REQUIREMENT:
Read the entries below and pull out each line with the string "Tricia".

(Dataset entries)
========

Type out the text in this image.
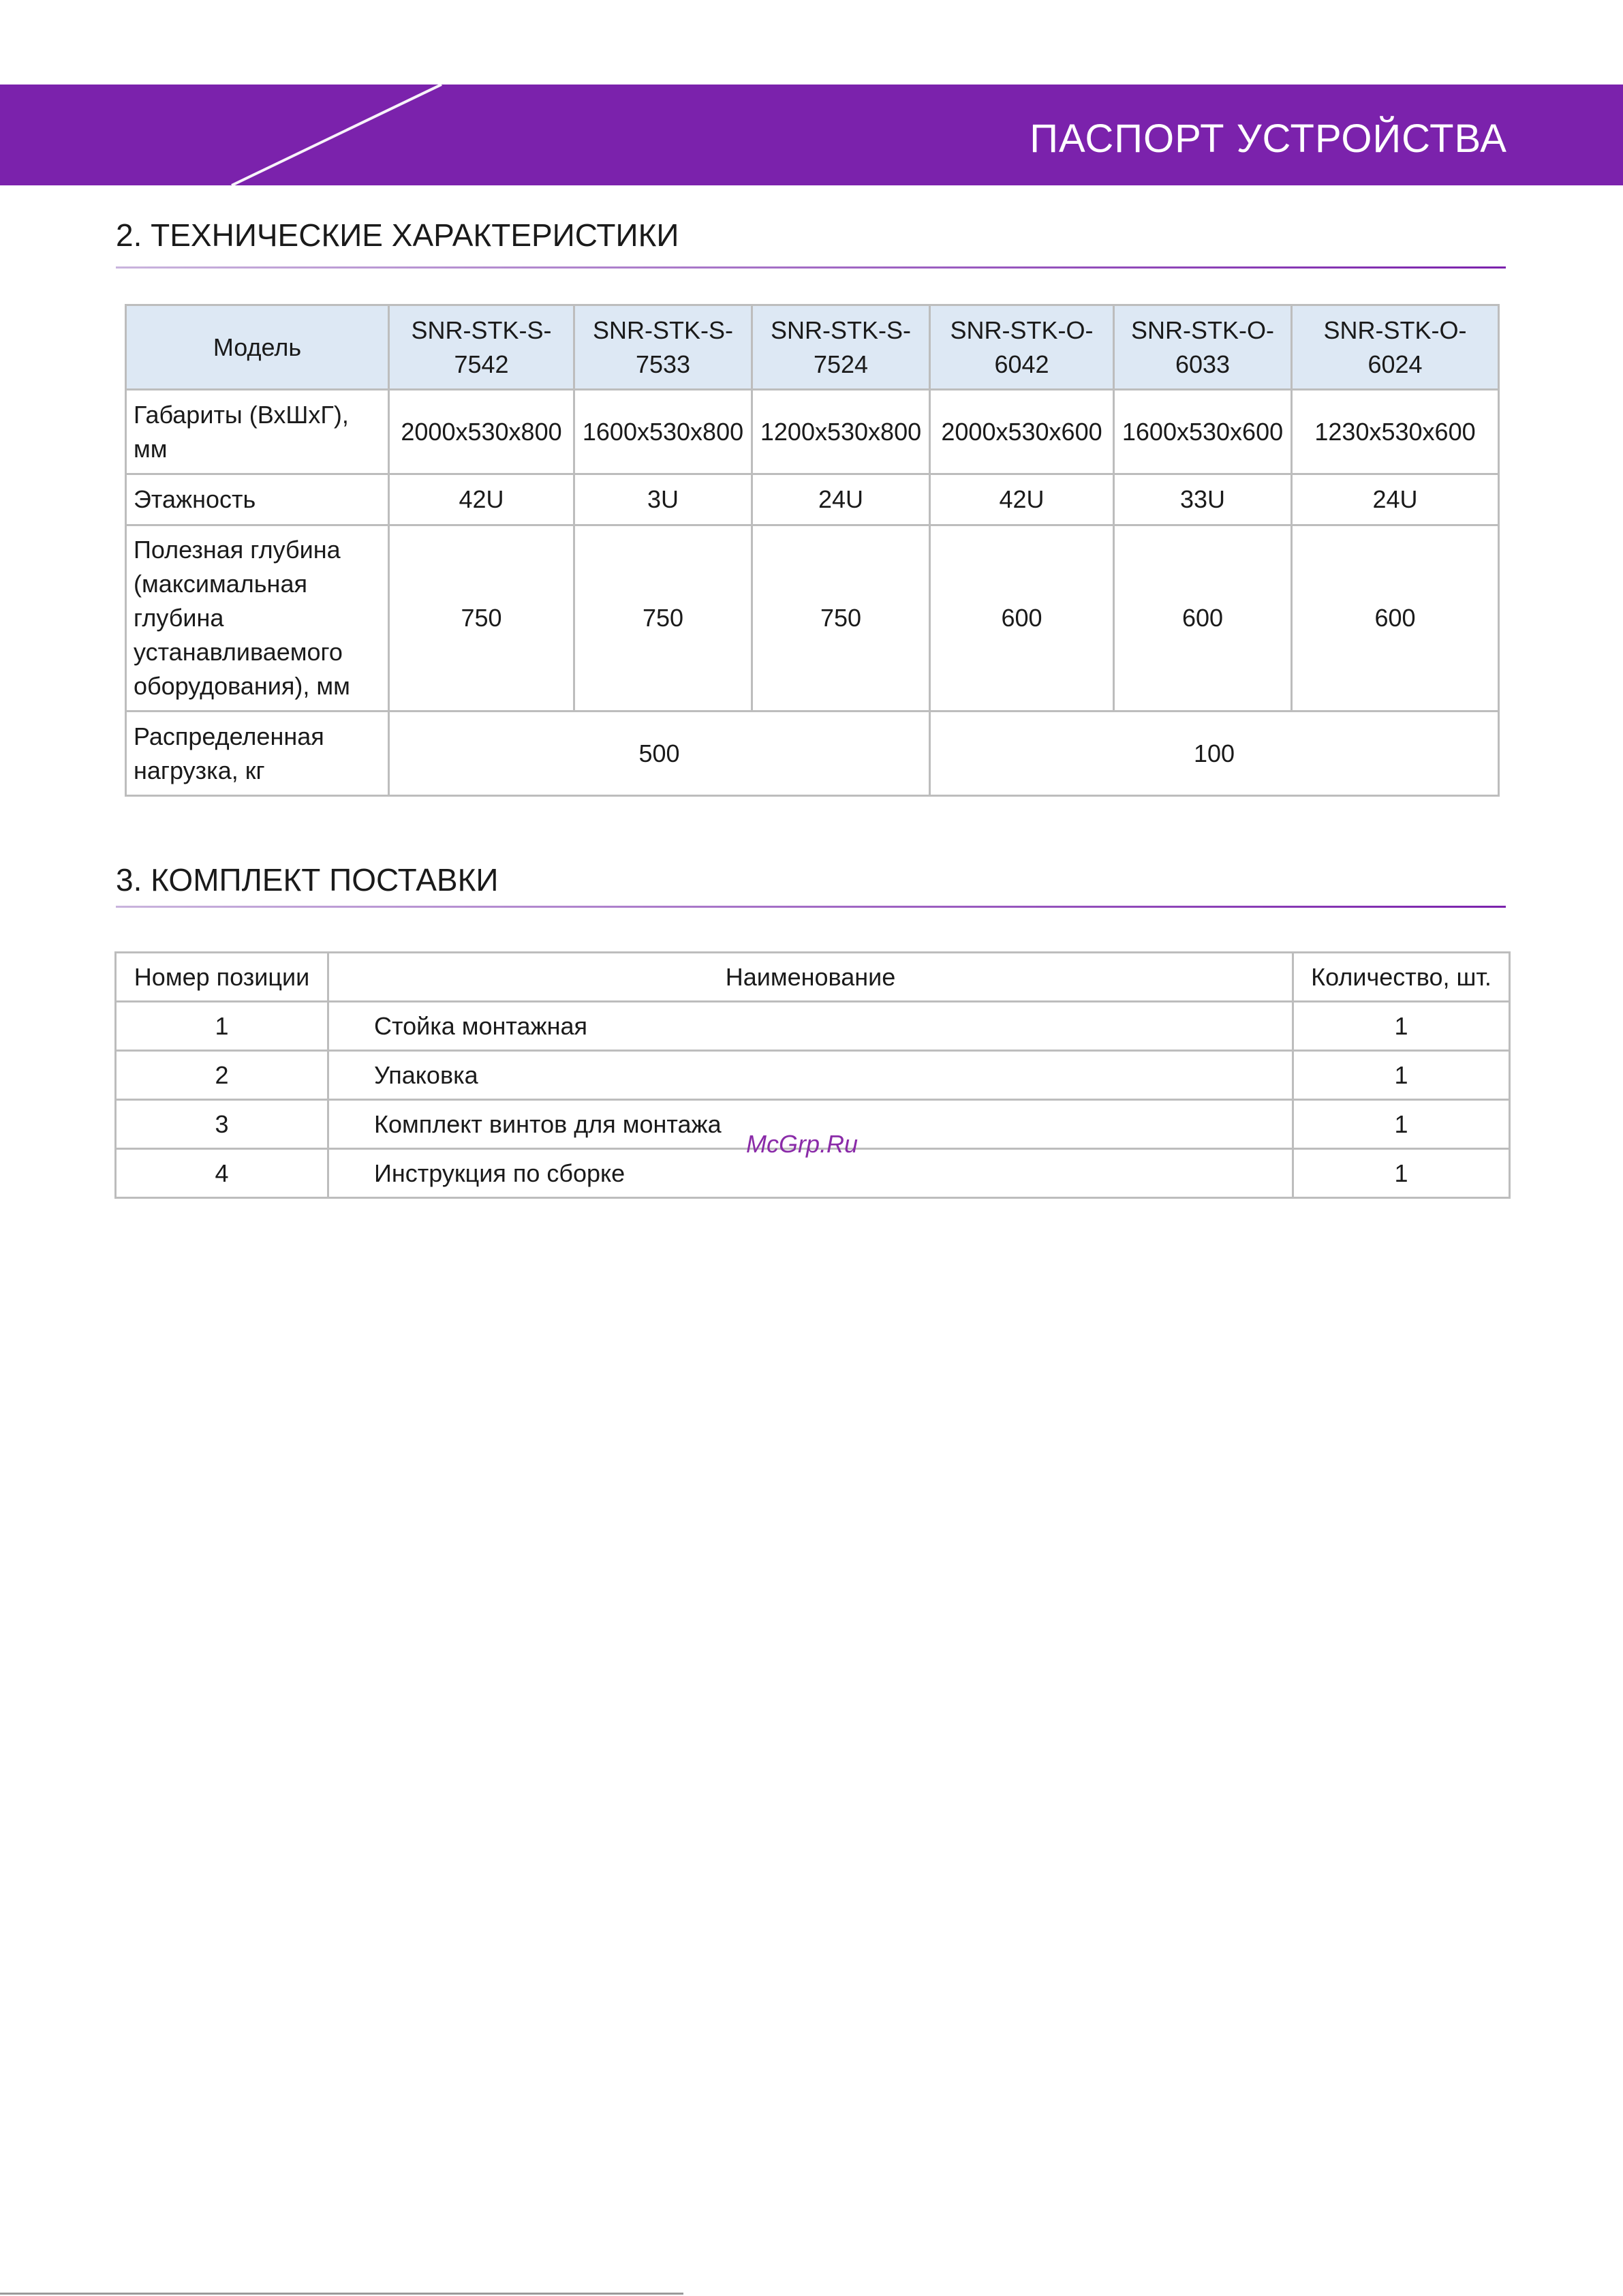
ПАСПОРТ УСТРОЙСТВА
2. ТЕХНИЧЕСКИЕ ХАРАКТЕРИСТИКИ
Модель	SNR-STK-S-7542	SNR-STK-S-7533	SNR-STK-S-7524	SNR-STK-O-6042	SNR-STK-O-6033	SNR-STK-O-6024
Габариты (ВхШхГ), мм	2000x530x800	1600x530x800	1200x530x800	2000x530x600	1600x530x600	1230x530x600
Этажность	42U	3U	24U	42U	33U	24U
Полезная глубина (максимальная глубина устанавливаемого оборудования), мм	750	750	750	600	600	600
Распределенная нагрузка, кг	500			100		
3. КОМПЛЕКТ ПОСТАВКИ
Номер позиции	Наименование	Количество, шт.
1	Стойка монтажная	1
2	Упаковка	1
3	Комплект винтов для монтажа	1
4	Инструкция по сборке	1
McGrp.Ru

========

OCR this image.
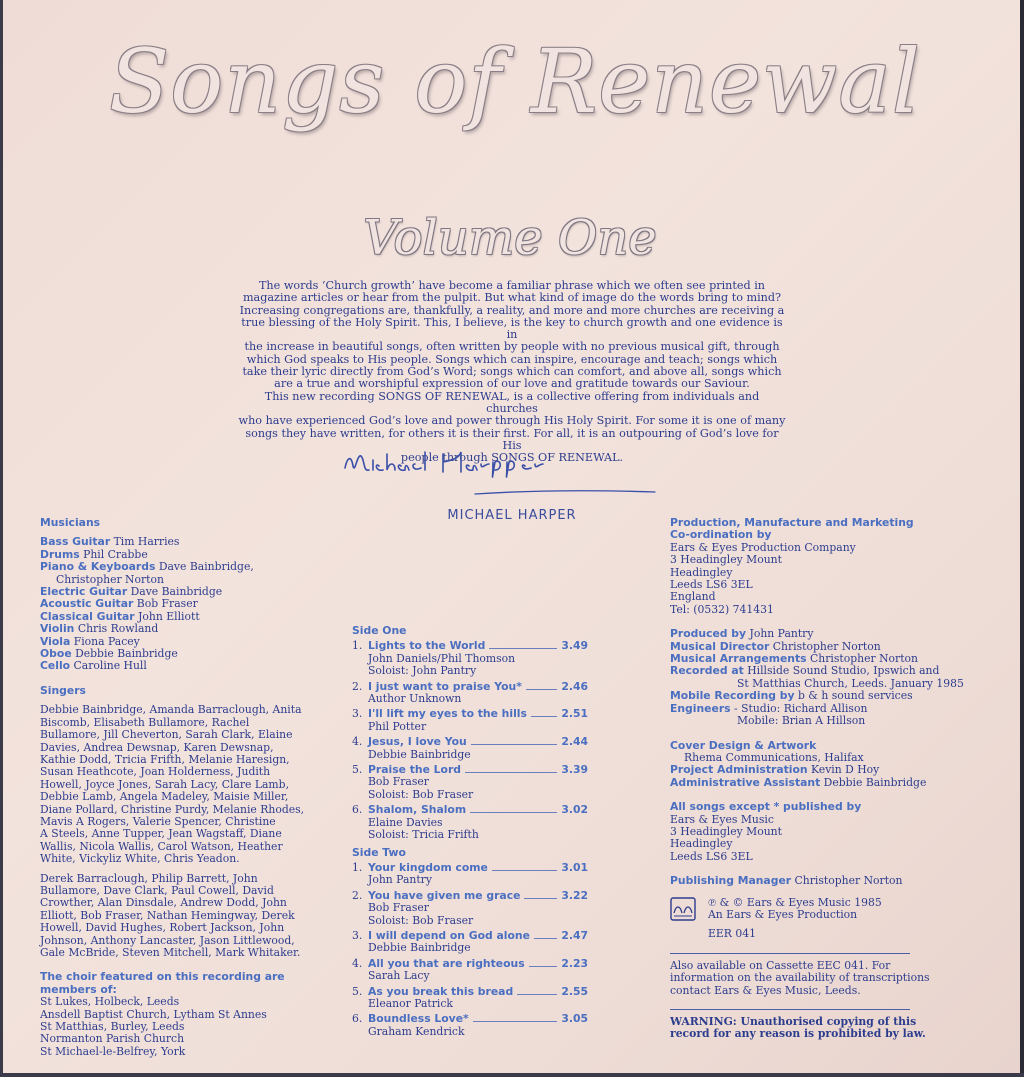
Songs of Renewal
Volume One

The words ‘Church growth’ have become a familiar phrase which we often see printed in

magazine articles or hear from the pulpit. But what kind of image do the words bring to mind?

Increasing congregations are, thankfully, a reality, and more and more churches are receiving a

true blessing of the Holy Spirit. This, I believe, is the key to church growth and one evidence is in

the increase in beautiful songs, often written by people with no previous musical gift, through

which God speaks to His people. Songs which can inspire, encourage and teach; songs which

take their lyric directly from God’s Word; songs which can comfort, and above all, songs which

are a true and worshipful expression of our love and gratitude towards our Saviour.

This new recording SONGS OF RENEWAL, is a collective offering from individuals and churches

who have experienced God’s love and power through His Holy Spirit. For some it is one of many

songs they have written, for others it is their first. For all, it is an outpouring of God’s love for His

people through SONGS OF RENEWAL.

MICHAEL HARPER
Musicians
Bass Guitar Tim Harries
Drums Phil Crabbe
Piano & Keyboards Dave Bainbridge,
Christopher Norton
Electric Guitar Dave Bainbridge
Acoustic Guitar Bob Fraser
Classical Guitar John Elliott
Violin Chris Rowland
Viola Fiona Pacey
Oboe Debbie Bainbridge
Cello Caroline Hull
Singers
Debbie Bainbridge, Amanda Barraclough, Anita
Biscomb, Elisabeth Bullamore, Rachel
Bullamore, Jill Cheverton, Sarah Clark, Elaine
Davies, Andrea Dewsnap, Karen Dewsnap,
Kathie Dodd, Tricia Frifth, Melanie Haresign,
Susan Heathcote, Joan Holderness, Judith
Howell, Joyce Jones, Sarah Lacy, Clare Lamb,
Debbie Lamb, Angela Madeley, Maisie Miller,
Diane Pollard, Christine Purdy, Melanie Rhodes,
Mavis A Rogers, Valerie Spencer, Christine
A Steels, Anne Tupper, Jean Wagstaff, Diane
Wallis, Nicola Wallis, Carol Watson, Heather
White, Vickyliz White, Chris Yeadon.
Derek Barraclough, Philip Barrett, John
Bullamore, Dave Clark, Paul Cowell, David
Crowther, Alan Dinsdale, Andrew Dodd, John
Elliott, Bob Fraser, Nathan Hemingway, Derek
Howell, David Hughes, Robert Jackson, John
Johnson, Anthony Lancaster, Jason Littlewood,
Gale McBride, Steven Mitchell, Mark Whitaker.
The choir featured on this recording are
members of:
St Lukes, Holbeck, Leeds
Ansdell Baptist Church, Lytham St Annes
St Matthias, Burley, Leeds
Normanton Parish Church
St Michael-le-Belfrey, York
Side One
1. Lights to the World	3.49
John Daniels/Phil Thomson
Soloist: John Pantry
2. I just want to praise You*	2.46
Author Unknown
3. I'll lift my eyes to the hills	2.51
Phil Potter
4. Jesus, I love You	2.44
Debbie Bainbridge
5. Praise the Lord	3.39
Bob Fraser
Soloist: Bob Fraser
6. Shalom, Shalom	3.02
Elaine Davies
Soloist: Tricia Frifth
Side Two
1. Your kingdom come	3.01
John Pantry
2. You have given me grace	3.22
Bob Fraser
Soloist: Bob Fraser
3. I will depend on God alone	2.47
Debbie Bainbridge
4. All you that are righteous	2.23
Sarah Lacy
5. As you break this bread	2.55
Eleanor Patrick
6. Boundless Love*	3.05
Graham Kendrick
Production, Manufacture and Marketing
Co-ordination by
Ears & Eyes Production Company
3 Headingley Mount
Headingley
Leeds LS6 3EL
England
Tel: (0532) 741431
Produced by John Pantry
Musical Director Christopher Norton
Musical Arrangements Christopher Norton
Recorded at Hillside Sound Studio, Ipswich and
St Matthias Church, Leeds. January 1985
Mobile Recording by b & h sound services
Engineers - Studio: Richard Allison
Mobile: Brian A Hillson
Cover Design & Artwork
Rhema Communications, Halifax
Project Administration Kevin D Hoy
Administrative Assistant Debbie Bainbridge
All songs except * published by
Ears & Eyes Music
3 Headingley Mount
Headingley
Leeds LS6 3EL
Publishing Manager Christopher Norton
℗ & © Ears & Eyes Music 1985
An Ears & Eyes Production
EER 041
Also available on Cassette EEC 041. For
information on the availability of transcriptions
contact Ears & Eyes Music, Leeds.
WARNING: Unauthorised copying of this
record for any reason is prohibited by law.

========

TASK RESULT:
Kathie Dodd, Tricia Frifth, Melanie Haresign,
Soloist: Tricia Frifth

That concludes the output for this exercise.